THE TASK: Below are some records; repeat them all exactly, minus the pictures.

----- SOURCE RECORDS

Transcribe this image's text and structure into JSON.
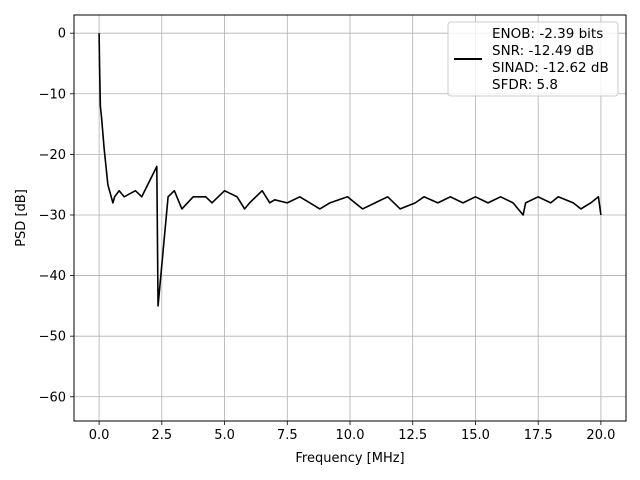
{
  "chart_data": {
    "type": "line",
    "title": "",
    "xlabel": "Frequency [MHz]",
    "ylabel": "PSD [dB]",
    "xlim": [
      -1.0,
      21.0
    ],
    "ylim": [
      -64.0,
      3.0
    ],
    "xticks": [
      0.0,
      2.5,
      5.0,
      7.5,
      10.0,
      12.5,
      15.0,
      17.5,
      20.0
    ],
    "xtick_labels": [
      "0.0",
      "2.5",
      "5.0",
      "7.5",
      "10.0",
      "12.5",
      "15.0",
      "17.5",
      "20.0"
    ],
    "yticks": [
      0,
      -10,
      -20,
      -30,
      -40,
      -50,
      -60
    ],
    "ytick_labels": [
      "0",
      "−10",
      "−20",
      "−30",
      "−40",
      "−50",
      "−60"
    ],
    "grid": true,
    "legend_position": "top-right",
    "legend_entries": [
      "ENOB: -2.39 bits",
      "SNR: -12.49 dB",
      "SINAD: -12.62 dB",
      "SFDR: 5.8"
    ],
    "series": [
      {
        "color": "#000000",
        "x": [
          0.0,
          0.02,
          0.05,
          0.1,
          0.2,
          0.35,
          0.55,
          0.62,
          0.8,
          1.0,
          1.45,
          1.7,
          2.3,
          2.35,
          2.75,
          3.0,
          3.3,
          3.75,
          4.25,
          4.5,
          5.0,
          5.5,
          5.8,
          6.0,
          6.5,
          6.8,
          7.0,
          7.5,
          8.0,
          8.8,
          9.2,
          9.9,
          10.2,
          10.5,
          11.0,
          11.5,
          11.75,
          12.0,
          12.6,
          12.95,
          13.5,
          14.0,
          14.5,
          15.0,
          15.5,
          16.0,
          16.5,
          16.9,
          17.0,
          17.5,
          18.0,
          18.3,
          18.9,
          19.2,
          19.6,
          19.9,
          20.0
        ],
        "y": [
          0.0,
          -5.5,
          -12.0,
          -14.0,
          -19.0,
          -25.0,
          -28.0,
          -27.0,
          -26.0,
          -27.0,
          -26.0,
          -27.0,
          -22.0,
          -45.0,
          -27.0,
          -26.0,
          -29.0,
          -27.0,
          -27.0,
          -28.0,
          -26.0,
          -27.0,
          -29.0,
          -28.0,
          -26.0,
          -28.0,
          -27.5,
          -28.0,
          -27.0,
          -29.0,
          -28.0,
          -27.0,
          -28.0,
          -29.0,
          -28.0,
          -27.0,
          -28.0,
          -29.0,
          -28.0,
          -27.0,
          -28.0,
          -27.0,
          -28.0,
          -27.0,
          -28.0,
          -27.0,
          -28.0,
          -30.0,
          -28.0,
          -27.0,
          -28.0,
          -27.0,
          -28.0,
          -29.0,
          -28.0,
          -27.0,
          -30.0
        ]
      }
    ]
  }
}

----------

TASK SOLUTION:
Transcribe this image's text and structure into JSON.
{
  "chart_data": {
    "type": "line",
    "title": "",
    "xlabel": "Frequency [MHz]",
    "ylabel": "PSD [dB]",
    "xlim": [
      -1.0,
      21.0
    ],
    "ylim": [
      -64.0,
      3.0
    ],
    "xticks": [
      0.0,
      2.5,
      5.0,
      7.5,
      10.0,
      12.5,
      15.0,
      17.5,
      20.0
    ],
    "xtick_labels": [
      "0.0",
      "2.5",
      "5.0",
      "7.5",
      "10.0",
      "12.5",
      "15.0",
      "17.5",
      "20.0"
    ],
    "yticks": [
      0,
      -10,
      -20,
      -30,
      -40,
      -50,
      -60
    ],
    "ytick_labels": [
      "0",
      "−10",
      "−20",
      "−30",
      "−40",
      "−50",
      "−60"
    ],
    "grid": true,
    "legend_position": "top-right",
    "legend_entries": [
      "ENOB: -2.39 bits",
      "SNR: -12.49 dB",
      "SINAD: -12.62 dB",
      "SFDR: 5.8"
    ],
    "series": [
      {
        "color": "#000000",
        "x": [
          0.0,
          0.02,
          0.05,
          0.1,
          0.2,
          0.35,
          0.55,
          0.62,
          0.8,
          1.0,
          1.45,
          1.7,
          2.3,
          2.35,
          2.75,
          3.0,
          3.3,
          3.75,
          4.25,
          4.5,
          5.0,
          5.5,
          5.8,
          6.0,
          6.5,
          6.8,
          7.0,
          7.5,
          8.0,
          8.8,
          9.2,
          9.9,
          10.2,
          10.5,
          11.0,
          11.5,
          11.75,
          12.0,
          12.6,
          12.95,
          13.5,
          14.0,
          14.5,
          15.0,
          15.5,
          16.0,
          16.5,
          16.9,
          17.0,
          17.5,
          18.0,
          18.3,
          18.9,
          19.2,
          19.6,
          19.9,
          20.0
        ],
        "y": [
          0.0,
          -5.5,
          -12.0,
          -14.0,
          -19.0,
          -25.0,
          -28.0,
          -27.0,
          -26.0,
          -27.0,
          -26.0,
          -27.0,
          -22.0,
          -45.0,
          -27.0,
          -26.0,
          -29.0,
          -27.0,
          -27.0,
          -28.0,
          -26.0,
          -27.0,
          -29.0,
          -28.0,
          -26.0,
          -28.0,
          -27.5,
          -28.0,
          -27.0,
          -29.0,
          -28.0,
          -27.0,
          -28.0,
          -29.0,
          -28.0,
          -27.0,
          -28.0,
          -29.0,
          -28.0,
          -27.0,
          -28.0,
          -27.0,
          -28.0,
          -27.0,
          -28.0,
          -27.0,
          -28.0,
          -30.0,
          -28.0,
          -27.0,
          -28.0,
          -27.0,
          -28.0,
          -29.0,
          -28.0,
          -27.0,
          -30.0
        ]
      }
    ]
  }
}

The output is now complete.